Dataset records
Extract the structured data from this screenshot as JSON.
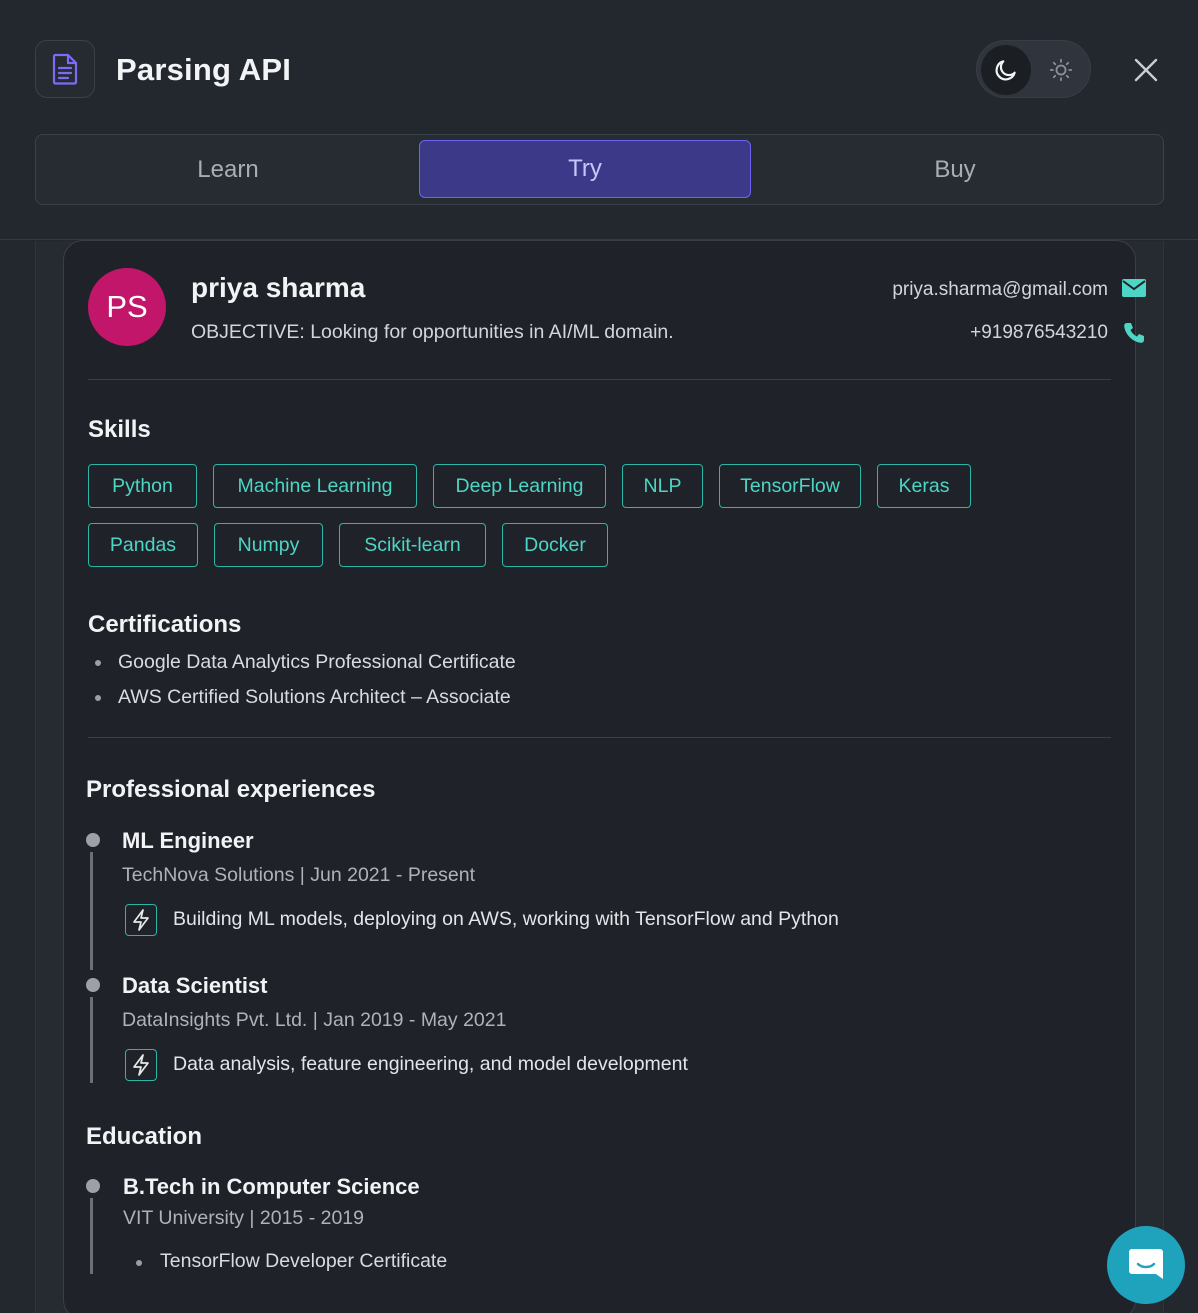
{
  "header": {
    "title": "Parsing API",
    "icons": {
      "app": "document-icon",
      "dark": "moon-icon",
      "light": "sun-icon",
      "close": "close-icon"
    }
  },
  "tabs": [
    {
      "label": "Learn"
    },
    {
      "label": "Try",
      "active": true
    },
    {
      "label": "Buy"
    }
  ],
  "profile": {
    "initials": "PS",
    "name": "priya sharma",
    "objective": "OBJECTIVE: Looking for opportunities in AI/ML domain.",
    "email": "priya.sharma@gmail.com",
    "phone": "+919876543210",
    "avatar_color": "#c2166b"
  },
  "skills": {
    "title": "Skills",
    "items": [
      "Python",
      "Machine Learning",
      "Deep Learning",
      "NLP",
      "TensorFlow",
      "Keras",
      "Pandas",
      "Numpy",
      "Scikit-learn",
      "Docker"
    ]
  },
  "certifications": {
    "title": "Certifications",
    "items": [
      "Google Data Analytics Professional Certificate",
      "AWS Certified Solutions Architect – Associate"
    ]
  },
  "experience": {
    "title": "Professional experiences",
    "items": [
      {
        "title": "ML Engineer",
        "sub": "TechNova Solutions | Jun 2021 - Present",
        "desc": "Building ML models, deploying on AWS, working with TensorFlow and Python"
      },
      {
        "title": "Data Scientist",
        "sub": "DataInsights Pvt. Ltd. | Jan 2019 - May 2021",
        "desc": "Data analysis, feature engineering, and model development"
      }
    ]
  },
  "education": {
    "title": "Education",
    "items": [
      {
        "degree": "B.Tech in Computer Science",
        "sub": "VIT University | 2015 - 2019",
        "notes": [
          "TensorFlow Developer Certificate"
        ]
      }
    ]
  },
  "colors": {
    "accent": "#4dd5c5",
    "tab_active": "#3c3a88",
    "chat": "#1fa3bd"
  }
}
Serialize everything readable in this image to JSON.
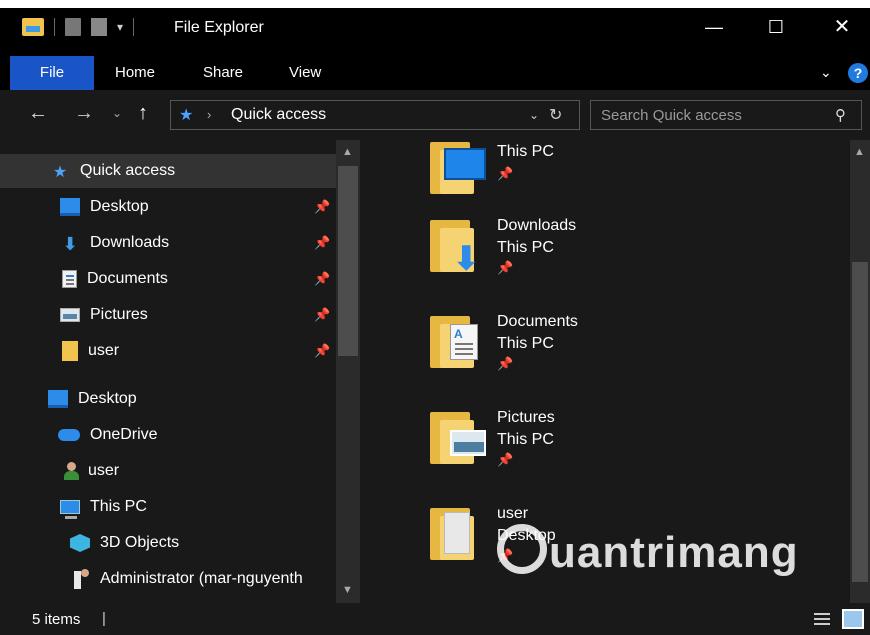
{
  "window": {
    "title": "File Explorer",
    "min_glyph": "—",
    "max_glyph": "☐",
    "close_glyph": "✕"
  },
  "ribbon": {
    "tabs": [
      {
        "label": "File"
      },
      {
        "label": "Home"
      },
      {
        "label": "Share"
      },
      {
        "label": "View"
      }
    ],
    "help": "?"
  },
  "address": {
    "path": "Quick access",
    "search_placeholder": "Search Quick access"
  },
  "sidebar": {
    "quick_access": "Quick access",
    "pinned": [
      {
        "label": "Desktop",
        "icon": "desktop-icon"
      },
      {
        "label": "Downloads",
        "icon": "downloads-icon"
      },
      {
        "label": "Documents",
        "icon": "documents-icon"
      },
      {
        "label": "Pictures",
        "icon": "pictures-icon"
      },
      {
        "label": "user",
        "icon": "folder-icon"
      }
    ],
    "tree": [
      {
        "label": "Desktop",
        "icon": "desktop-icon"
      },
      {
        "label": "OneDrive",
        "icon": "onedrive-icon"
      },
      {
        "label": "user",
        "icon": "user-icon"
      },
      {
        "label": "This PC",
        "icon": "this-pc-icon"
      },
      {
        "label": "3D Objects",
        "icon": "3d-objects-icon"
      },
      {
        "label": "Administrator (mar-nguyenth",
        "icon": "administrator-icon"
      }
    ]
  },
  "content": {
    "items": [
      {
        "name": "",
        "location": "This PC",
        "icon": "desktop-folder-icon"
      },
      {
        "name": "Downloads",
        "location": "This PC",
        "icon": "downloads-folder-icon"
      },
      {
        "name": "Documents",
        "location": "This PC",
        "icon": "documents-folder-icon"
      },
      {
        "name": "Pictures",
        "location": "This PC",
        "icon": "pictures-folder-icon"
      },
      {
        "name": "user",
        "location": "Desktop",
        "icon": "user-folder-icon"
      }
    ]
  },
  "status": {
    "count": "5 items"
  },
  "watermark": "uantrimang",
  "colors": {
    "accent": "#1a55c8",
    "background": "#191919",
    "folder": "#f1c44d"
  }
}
* * *
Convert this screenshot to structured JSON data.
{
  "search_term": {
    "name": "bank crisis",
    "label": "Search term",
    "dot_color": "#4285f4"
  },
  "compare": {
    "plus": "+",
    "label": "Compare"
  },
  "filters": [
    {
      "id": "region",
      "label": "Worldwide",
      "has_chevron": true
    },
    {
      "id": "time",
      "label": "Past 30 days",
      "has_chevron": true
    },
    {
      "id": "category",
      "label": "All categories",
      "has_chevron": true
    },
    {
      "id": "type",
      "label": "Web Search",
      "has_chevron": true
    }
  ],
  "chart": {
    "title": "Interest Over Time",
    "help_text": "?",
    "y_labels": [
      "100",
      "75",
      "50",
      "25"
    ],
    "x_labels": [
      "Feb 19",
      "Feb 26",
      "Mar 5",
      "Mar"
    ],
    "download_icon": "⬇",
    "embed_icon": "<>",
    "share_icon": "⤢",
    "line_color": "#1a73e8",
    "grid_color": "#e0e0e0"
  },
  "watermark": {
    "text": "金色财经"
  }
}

• Objective
Write down only the number of lines that contain the string "priya" in the listing.

• Task solution
2